*TASKS AND EXERCISES*:
1. Reproduce the part of the software development page that opens with the words containing "Mistweb Ltd - Internet" and closes with "stimulate some discussion.", swapping "discussion" for "debate".
2. According to the software development page, around which JDK version did the author first learn to write code in Java?

*SELECTION*:

Mistweb Ltd - Internet software

The planks of modern software development

Of course everything I say in these pages reflects my own opinions. As soon as you express an opinion you invite others to disagree, but that's life. These pieces are probably among the more debatable, so if you find these comments helpful, that's fine; if not, well at least I tried to stimulate some discussion.

Domain-driven design

There are two books that taught me about this essential: Object Design - Roles, Responsibilities, and Collaborations by Rebecca Wirfs-Brock and Alan McKean, Addison Wesley, 2003 and Domain-Driven Design - Tackling Complexity in the Heart of Software by Eric Evans, Addison Wesley, 2004. The subtitle of the second book gives the clue as to why this is so important: developing modern software systems is hard. The first steps in digital computing were taken by people like Alan Turing and John von Neumann. These people were geniuses. For many years the main achievements in software systems were driven by a small group of very clever people indeed. In the modern world, software systems are more complex than ever before and we are not geniuses - far from it, software has to be developed, extended and maintained by ordinary people with ordinary mental abilities and capacities. How can this be possible?

It is vitally important to keep all software absolutely as simple as possible. If it is complex, convoluted or intricate on the day it was written, it will, most likely become impossible within a very short time after that. A few months later, even the person who wrote it probably won't be able to find there way around it. At that point, no-one will really want to make any changes or even touch it for fear that, once broken, it will never work again. That software is worthless in the commercial world, and so writing it in the first place was largely a waste of time and money.

When I first was learning to write code in Java (around JDK version 1.1.6), I was able to look at some of the source code of the JDK. I remember looking a dozens of simple methods with one- and two-line implementations that obviously did exactly what the method-name described. I was thinking, 'Yes, but where's the hard stuff? Where's the magic?' Look as I may the only complex-looking bits I could find were wrapped in comments like '//Fix for bug in Windows 98...', which made me wince 'You poor devils'. It has taken me years to realize that I was looking at the the best quality code I was to see for a long time: nothing complex, everything doing exactly what it said on the tin, in the simplest possible way, and yet adding up to complex and sophisticated toolkits like the AWT or Swing.

*GIVEN RECORDS*:
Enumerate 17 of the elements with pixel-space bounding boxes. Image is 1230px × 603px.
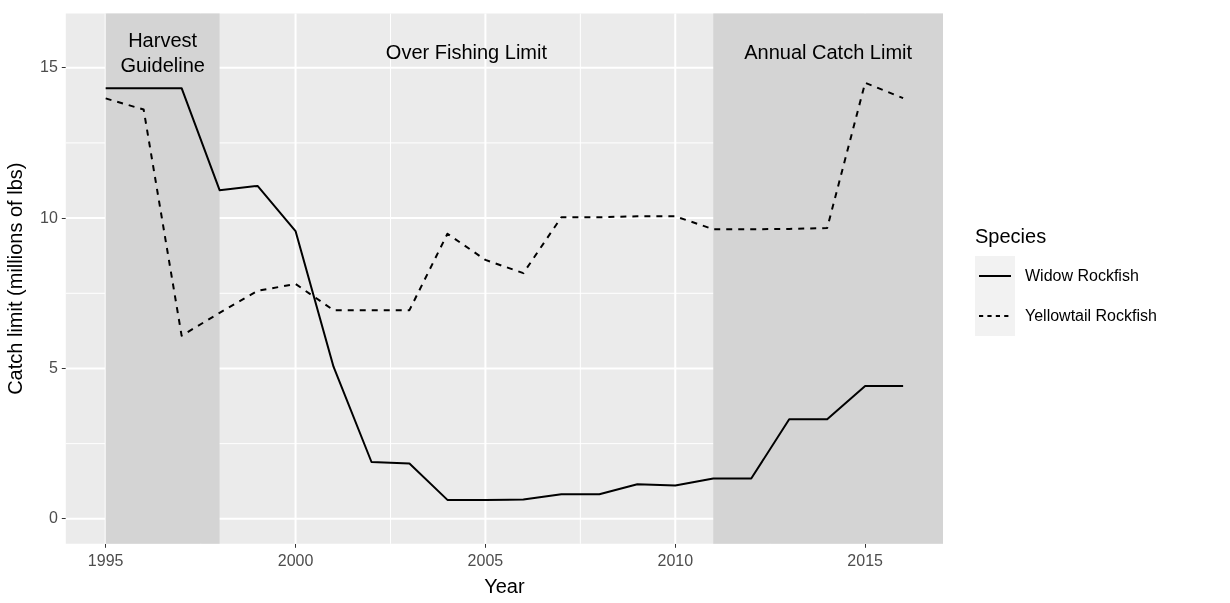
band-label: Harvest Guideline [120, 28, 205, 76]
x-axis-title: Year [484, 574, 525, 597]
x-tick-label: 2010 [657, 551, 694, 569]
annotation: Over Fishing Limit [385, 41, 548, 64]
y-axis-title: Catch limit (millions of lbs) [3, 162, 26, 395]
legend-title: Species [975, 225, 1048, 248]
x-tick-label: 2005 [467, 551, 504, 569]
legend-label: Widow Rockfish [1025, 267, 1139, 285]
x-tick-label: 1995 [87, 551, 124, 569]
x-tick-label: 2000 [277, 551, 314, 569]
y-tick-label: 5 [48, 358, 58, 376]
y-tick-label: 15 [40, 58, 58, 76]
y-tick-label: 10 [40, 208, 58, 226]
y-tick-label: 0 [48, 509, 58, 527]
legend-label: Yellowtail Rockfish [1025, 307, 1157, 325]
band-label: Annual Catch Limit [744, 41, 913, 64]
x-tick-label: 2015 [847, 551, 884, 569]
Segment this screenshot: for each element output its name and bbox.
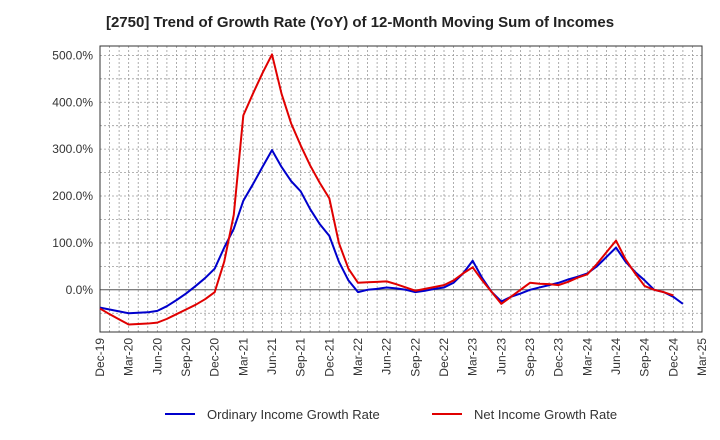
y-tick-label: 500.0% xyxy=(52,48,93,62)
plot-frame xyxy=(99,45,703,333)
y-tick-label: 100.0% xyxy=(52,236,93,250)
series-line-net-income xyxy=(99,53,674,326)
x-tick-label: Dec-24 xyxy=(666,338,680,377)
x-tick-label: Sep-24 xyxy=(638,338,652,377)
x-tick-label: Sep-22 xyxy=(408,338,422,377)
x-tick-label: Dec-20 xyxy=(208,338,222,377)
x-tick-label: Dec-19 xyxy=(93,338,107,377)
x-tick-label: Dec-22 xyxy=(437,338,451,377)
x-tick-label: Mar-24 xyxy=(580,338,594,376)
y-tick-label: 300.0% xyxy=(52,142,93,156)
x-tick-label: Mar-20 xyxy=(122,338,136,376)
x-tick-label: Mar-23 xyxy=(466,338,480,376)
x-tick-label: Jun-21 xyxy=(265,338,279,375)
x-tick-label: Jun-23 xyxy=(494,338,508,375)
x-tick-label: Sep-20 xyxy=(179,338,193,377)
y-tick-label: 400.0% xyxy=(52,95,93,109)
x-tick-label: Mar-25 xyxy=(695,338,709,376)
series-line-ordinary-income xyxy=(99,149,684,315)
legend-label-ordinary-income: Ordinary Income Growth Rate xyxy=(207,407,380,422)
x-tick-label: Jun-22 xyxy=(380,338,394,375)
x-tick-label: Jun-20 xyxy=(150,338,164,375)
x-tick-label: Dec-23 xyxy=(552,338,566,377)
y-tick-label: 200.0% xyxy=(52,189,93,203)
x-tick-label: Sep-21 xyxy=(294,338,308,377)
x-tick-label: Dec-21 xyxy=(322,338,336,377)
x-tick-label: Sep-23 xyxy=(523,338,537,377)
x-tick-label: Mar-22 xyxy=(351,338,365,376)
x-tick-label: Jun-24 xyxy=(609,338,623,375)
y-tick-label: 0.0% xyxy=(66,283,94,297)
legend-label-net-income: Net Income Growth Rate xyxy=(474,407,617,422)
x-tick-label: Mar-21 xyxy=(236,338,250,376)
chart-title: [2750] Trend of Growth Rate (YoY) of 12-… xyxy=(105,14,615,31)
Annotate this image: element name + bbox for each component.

*OUTPUTS IN ORDER*:
1.
Mistweb Ltd - Internet software

The planks of modern software development

Of course everything I say in these pages reflects my own opinions. As soon as you express an opinion you invite others to disagree, but that's life. These pieces are probably among the more debatable, so if you find these comments helpful, that's fine; if not, well at least I tried to stimulate some debate.

2. Around JDK version 1.1.6.